Dataset entries
* Start *

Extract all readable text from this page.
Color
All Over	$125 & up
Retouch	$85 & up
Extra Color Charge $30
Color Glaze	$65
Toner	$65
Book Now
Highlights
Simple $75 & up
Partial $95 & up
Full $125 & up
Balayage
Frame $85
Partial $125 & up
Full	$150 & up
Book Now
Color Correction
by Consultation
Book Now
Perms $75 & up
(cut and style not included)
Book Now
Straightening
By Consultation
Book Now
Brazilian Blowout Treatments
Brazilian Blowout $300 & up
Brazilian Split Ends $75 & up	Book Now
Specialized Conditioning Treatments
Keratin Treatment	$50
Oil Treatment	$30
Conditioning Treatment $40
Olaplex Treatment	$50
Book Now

* End *

**Work to be completed:** Write out all records exactly, keeping every detail.

**Task solution:**
Extract all readable text from this page.
Color
All Over	$125 & up
Retouch	$85 & up
Extra Color Charge $30
Color Glaze	$65
Toner	$65
Book Now
Highlights
Simple $75 & up
Partial $95 & up
Full $125 & up
Balayage
Frame $85
Partial $125 & up
Full	$150 & up
Book Now
Color Correction
by Consultation
Book Now
Perms $75 & up
(cut and style not included)
Book Now
Straightening
By Consultation
Book Now
Brazilian Blowout Treatments
Brazilian Blowout $300 & up
Brazilian Split Ends $75 & up	Book Now
Specialized Conditioning Treatments
Keratin Treatment	$50
Oil Treatment	$30
Conditioning Treatment $40
Olaplex Treatment	$50
Book Now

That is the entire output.